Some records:
-*-*-

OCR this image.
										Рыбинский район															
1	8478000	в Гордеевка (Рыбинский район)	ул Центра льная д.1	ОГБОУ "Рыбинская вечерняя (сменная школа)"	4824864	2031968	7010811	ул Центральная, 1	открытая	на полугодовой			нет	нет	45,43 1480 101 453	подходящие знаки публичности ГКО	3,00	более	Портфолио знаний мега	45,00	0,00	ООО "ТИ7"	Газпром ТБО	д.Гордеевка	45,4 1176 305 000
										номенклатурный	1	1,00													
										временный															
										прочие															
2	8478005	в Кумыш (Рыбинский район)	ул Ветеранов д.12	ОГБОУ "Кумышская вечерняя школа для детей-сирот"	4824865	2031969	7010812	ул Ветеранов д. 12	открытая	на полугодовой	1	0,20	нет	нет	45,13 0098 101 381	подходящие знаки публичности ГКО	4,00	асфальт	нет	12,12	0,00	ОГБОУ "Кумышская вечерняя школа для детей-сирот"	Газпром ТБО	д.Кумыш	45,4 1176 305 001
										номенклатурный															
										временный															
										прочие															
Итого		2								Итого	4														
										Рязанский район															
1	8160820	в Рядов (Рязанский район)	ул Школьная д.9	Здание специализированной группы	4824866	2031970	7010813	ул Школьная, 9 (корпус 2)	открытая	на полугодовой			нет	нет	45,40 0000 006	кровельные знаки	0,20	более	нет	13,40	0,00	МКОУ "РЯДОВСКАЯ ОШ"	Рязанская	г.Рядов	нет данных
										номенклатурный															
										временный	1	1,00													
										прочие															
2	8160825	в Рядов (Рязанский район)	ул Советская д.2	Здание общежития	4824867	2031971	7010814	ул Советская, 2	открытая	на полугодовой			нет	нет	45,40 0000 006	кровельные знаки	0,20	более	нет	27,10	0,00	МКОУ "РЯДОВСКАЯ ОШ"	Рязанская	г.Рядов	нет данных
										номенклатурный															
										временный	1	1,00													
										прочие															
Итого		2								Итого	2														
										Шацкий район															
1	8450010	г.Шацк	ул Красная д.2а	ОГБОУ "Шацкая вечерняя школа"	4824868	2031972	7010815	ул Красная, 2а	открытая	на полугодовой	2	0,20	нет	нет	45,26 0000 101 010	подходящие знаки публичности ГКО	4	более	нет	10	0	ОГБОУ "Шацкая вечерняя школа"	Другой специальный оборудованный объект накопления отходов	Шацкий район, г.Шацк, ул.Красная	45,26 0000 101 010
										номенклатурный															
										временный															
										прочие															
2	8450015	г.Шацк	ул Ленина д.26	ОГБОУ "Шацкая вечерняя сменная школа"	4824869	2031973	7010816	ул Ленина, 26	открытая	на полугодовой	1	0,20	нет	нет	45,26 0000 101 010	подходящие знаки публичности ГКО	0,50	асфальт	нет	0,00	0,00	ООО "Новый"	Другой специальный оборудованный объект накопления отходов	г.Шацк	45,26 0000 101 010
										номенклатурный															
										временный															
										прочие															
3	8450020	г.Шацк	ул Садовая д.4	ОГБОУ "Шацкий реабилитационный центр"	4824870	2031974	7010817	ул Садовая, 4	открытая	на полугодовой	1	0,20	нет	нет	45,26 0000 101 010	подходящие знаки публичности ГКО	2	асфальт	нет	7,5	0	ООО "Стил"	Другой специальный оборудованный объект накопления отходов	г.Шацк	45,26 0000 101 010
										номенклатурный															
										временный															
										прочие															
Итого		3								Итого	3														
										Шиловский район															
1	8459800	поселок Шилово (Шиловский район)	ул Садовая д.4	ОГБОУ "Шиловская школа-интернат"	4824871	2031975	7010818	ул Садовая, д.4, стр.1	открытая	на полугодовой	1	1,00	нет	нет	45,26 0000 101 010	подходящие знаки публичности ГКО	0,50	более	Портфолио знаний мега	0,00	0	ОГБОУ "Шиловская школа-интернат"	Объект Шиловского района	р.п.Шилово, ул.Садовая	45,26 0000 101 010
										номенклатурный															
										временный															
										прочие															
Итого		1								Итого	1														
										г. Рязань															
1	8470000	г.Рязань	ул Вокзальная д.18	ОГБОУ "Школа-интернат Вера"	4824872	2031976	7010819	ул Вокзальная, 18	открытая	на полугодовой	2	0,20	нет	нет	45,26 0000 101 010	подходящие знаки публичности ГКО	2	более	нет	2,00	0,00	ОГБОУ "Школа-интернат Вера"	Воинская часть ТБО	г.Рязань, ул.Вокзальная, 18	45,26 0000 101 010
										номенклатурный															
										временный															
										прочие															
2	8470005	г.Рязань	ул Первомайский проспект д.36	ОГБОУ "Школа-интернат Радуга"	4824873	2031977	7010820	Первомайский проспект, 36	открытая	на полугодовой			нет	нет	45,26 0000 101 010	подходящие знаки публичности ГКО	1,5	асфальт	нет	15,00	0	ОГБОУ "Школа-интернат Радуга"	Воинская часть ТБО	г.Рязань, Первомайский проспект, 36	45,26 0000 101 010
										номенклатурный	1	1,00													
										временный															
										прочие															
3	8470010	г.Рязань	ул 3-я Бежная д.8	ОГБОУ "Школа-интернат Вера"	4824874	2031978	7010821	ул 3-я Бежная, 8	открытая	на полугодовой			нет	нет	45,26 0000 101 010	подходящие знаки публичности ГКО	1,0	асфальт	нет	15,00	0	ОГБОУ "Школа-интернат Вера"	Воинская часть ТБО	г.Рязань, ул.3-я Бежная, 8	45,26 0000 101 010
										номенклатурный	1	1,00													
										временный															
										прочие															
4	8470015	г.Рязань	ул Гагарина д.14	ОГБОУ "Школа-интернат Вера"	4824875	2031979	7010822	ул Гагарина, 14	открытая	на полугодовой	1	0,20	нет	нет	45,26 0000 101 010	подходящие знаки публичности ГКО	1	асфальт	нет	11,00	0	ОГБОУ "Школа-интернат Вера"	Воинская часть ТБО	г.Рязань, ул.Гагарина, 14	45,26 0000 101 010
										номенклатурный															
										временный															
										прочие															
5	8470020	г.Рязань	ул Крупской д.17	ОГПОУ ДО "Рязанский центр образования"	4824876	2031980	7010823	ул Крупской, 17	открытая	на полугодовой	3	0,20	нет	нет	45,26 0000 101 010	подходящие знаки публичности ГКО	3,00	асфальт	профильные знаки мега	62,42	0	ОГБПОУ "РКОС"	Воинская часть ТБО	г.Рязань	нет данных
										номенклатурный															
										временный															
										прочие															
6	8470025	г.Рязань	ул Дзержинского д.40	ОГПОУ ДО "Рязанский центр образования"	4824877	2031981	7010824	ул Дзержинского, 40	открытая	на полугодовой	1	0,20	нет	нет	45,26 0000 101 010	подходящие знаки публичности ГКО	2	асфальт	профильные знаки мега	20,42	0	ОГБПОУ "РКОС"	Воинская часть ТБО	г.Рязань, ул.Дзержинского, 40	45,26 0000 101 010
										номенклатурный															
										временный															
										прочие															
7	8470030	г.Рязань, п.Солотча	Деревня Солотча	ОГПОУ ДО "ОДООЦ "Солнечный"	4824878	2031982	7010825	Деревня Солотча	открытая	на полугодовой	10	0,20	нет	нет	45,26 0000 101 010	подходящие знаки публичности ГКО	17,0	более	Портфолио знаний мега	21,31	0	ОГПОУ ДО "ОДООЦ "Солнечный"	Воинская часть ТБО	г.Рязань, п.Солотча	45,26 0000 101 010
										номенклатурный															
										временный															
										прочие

-*-*-

-- PROBLEM REQUIREMENTS --
Every entry should be printed again exactly as written.

-- SOLUTION TO THIS EXERCISE --
OCR this image.
										Рыбинский район															
1	8478000	в Гордеевка (Рыбинский район)	ул Центра льная д.1	ОГБОУ "Рыбинская вечерняя (сменная школа)"	4824864	2031968	7010811	ул Центральная, 1	открытая	на полугодовой			нет	нет	45,43 1480 101 453	подходящие знаки публичности ГКО	3,00	более	Портфолио знаний мега	45,00	0,00	ООО "ТИ7"	Газпром ТБО	д.Гордеевка	45,4 1176 305 000
										номенклатурный	1	1,00													
										временный															
										прочие															
2	8478005	в Кумыш (Рыбинский район)	ул Ветеранов д.12	ОГБОУ "Кумышская вечерняя школа для детей-сирот"	4824865	2031969	7010812	ул Ветеранов д. 12	открытая	на полугодовой	1	0,20	нет	нет	45,13 0098 101 381	подходящие знаки публичности ГКО	4,00	асфальт	нет	12,12	0,00	ОГБОУ "Кумышская вечерняя школа для детей-сирот"	Газпром ТБО	д.Кумыш	45,4 1176 305 001
										номенклатурный															
										временный															
										прочие															
Итого		2								Итого	4														
										Рязанский район															
1	8160820	в Рядов (Рязанский район)	ул Школьная д.9	Здание специализированной группы	4824866	2031970	7010813	ул Школьная, 9 (корпус 2)	открытая	на полугодовой			нет	нет	45,40 0000 006	кровельные знаки	0,20	более	нет	13,40	0,00	МКОУ "РЯДОВСКАЯ ОШ"	Рязанская	г.Рядов	нет данных
										номенклатурный															
										временный	1	1,00													
										прочие															
2	8160825	в Рядов (Рязанский район)	ул Советская д.2	Здание общежития	4824867	2031971	7010814	ул Советская, 2	открытая	на полугодовой			нет	нет	45,40 0000 006	кровельные знаки	0,20	более	нет	27,10	0,00	МКОУ "РЯДОВСКАЯ ОШ"	Рязанская	г.Рядов	нет данных
										номенклатурный															
										временный	1	1,00													
										прочие															
Итого		2								Итого	2														
										Шацкий район															
1	8450010	г.Шацк	ул Красная д.2а	ОГБОУ "Шацкая вечерняя школа"	4824868	2031972	7010815	ул Красная, 2а	открытая	на полугодовой	2	0,20	нет	нет	45,26 0000 101 010	подходящие знаки публичности ГКО	4	более	нет	10	0	ОГБОУ "Шацкая вечерняя школа"	Другой специальный оборудованный объект накопления отходов	Шацкий район, г.Шацк, ул.Красная	45,26 0000 101 010
										номенклатурный															
										временный															
										прочие															
2	8450015	г.Шацк	ул Ленина д.26	ОГБОУ "Шацкая вечерняя сменная школа"	4824869	2031973	7010816	ул Ленина, 26	открытая	на полугодовой	1	0,20	нет	нет	45,26 0000 101 010	подходящие знаки публичности ГКО	0,50	асфальт	нет	0,00	0,00	ООО "Новый"	Другой специальный оборудованный объект накопления отходов	г.Шацк	45,26 0000 101 010
										номенклатурный															
										временный															
										прочие															
3	8450020	г.Шацк	ул Садовая д.4	ОГБОУ "Шацкий реабилитационный центр"	4824870	2031974	7010817	ул Садовая, 4	открытая	на полугодовой	1	0,20	нет	нет	45,26 0000 101 010	подходящие знаки публичности ГКО	2	асфальт	нет	7,5	0	ООО "Стил"	Другой специальный оборудованный объект накопления отходов	г.Шацк	45,26 0000 101 010
										номенклатурный															
										временный															
										прочие															
Итого		3								Итого	3														
										Шиловский район															
1	8459800	поселок Шилово (Шиловский район)	ул Садовая д.4	ОГБОУ "Шиловская школа-интернат"	4824871	2031975	7010818	ул Садовая, д.4, стр.1	открытая	на полугодовой	1	1,00	нет	нет	45,26 0000 101 010	подходящие знаки публичности ГКО	0,50	более	Портфолио знаний мега	0,00	0	ОГБОУ "Шиловская школа-интернат"	Объект Шиловского района	р.п.Шилово, ул.Садовая	45,26 0000 101 010
										номенклатурный															
										временный															
										прочие															
Итого		1								Итого	1														
										г. Рязань															
1	8470000	г.Рязань	ул Вокзальная д.18	ОГБОУ "Школа-интернат Вера"	4824872	2031976	7010819	ул Вокзальная, 18	открытая	на полугодовой	2	0,20	нет	нет	45,26 0000 101 010	подходящие знаки публичности ГКО	2	более	нет	2,00	0,00	ОГБОУ "Школа-интернат Вера"	Воинская часть ТБО	г.Рязань, ул.Вокзальная, 18	45,26 0000 101 010
										номенклатурный															
										временный															
										прочие															
2	8470005	г.Рязань	ул Первомайский проспект д.36	ОГБОУ "Школа-интернат Радуга"	4824873	2031977	7010820	Первомайский проспект, 36	открытая	на полугодовой			нет	нет	45,26 0000 101 010	подходящие знаки публичности ГКО	1,5	асфальт	нет	15,00	0	ОГБОУ "Школа-интернат Радуга"	Воинская часть ТБО	г.Рязань, Первомайский проспект, 36	45,26 0000 101 010
										номенклатурный	1	1,00													
										временный															
										прочие															
3	8470010	г.Рязань	ул 3-я Бежная д.8	ОГБОУ "Школа-интернат Вера"	4824874	2031978	7010821	ул 3-я Бежная, 8	открытая	на полугодовой			нет	нет	45,26 0000 101 010	подходящие знаки публичности ГКО	1,0	асфальт	нет	15,00	0	ОГБОУ "Школа-интернат Вера"	Воинская часть ТБО	г.Рязань, ул.3-я Бежная, 8	45,26 0000 101 010
										номенклатурный	1	1,00													
										временный															
										прочие															
4	8470015	г.Рязань	ул Гагарина д.14	ОГБОУ "Школа-интернат Вера"	4824875	2031979	7010822	ул Гагарина, 14	открытая	на полугодовой	1	0,20	нет	нет	45,26 0000 101 010	подходящие знаки публичности ГКО	1	асфальт	нет	11,00	0	ОГБОУ "Школа-интернат Вера"	Воинская часть ТБО	г.Рязань, ул.Гагарина, 14	45,26 0000 101 010
										номенклатурный															
										временный															
										прочие															
5	8470020	г.Рязань	ул Крупской д.17	ОГПОУ ДО "Рязанский центр образования"	4824876	2031980	7010823	ул Крупской, 17	открытая	на полугодовой	3	0,20	нет	нет	45,26 0000 101 010	подходящие знаки публичности ГКО	3,00	асфальт	профильные знаки мега	62,42	0	ОГБПОУ "РКОС"	Воинская часть ТБО	г.Рязань	нет данных
										номенклатурный															
										временный															
										прочие															
6	8470025	г.Рязань	ул Дзержинского д.40	ОГПОУ ДО "Рязанский центр образования"	4824877	2031981	7010824	ул Дзержинского, 40	открытая	на полугодовой	1	0,20	нет	нет	45,26 0000 101 010	подходящие знаки публичности ГКО	2	асфальт	профильные знаки мега	20,42	0	ОГБПОУ "РКОС"	Воинская часть ТБО	г.Рязань, ул.Дзержинского, 40	45,26 0000 101 010
										номенклатурный															
										временный															
										прочие															
7	8470030	г.Рязань, п.Солотча	Деревня Солотча	ОГПОУ ДО "ОДООЦ "Солнечный"	4824878	2031982	7010825	Деревня Солотча	открытая	на полугодовой	10	0,20	нет	нет	45,26 0000 101 010	подходящие знаки публичности ГКО	17,0	более	Портфолио знаний мега	21,31	0	ОГПОУ ДО "ОДООЦ "Солнечный"	Воинская часть ТБО	г.Рязань, п.Солотча	45,26 0000 101 010
										номенклатурный															
										временный															
										прочие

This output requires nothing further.